-- SUPPLIED ENTRIES --
--------

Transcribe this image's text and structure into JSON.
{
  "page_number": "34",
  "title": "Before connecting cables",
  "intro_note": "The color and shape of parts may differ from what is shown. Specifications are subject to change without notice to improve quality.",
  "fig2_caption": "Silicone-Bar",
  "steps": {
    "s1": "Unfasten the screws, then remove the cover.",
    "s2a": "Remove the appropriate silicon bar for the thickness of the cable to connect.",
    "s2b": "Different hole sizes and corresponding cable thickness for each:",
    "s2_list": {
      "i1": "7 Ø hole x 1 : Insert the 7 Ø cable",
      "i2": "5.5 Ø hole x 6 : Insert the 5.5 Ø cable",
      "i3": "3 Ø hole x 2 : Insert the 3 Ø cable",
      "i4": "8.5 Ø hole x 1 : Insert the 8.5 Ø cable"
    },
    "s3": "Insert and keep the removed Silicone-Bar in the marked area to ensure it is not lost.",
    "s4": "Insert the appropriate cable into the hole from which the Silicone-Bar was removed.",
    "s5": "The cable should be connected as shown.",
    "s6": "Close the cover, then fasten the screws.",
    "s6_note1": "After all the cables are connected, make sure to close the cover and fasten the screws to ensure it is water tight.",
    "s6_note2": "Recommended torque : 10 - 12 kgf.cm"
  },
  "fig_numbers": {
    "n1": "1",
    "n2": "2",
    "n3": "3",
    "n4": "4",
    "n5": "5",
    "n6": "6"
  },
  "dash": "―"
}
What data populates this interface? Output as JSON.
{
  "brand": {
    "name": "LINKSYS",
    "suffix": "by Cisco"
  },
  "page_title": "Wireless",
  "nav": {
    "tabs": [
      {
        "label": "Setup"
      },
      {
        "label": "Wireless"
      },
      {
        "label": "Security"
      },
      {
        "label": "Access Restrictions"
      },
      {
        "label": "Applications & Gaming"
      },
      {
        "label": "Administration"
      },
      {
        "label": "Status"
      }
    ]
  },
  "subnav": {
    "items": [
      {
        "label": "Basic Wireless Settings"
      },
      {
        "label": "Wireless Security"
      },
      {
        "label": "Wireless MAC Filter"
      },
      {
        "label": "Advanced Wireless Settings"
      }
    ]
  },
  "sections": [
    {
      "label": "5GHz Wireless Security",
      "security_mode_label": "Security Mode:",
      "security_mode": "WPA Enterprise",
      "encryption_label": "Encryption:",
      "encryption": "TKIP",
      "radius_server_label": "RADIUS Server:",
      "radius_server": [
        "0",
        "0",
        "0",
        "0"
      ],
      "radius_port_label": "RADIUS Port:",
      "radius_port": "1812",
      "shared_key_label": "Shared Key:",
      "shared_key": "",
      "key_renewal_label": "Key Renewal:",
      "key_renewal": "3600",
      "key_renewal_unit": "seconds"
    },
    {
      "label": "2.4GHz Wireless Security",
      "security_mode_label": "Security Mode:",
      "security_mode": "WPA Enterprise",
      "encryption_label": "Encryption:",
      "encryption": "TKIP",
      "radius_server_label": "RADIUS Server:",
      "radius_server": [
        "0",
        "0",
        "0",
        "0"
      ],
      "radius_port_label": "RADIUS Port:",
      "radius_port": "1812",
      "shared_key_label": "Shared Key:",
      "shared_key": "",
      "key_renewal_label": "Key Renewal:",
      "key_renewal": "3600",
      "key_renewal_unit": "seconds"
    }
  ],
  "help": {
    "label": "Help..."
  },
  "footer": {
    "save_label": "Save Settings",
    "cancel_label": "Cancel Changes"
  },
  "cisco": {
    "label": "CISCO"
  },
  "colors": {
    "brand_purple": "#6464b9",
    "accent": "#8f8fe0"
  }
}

--------

-- INSTRUCTIONS TO FOLLOW --
All lines that include "Silicone" are to be gathered and copied.

-- RESULT --
  "fig2_caption": "Silicone-Bar",
    "s3": "Insert and keep the removed Silicone-Bar in the marked area to ensure it is not lost.",
    "s4": "Insert the appropriate cable into the hole from which the Silicone-Bar was removed.",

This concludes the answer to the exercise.